Saved entries
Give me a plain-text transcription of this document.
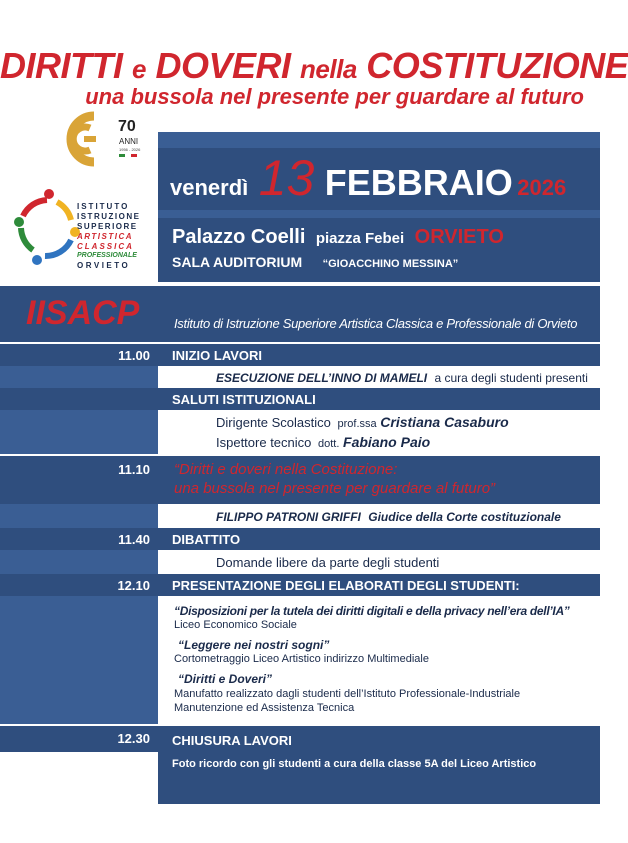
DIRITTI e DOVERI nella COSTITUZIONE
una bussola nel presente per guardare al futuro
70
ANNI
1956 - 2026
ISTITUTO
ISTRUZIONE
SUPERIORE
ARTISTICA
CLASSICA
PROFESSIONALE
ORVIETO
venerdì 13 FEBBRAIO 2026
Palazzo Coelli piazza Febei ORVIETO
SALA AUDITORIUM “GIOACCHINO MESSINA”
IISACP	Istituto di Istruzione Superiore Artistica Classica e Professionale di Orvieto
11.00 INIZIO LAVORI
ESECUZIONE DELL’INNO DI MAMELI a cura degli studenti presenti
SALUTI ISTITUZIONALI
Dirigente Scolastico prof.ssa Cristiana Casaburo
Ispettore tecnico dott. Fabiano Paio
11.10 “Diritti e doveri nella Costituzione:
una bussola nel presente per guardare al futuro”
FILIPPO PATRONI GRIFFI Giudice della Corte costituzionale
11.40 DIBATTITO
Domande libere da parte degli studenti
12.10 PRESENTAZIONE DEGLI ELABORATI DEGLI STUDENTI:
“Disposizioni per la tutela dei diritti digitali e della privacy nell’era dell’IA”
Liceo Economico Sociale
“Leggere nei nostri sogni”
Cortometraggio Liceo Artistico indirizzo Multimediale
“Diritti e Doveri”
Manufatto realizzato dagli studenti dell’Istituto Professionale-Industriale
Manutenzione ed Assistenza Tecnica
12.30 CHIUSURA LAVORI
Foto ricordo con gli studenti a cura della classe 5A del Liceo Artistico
...
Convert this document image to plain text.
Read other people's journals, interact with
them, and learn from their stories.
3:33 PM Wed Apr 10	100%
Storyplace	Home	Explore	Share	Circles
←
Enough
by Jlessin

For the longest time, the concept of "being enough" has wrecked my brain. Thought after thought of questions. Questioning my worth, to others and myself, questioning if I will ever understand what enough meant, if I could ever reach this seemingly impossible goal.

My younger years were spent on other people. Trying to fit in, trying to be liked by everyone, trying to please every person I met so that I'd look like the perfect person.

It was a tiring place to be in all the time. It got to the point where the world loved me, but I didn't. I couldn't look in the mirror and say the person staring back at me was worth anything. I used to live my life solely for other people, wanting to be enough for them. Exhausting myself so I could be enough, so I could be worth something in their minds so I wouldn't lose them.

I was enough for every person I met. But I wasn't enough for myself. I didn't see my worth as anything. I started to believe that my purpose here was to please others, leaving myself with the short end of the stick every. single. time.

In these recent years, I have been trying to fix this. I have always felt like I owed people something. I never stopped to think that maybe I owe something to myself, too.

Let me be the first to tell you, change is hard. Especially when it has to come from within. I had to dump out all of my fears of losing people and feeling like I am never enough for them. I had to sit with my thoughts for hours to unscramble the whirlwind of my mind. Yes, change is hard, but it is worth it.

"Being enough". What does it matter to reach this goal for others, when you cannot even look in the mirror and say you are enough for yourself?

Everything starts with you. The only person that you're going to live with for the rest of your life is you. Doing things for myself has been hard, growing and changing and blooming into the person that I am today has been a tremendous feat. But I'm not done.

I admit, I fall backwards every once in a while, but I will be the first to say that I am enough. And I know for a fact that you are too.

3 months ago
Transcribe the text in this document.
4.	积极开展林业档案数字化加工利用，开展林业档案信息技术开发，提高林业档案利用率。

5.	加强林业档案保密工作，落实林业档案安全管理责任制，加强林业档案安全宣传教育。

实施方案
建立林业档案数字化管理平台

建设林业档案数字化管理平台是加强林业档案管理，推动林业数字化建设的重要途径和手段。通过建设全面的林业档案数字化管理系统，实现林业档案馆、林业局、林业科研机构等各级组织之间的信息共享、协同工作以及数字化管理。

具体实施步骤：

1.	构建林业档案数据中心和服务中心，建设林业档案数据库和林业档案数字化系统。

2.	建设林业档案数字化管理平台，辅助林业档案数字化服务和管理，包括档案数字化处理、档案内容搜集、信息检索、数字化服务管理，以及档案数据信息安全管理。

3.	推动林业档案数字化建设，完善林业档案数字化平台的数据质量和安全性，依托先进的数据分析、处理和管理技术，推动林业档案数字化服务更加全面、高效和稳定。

> WHAT THE TASK ASKS
Every line of the records that includes the word "LAVORI" should be gathered.

> WRITTEN SOLUTION
11.00 INIZIO LAVORI
12.30 CHIUSURA LAVORI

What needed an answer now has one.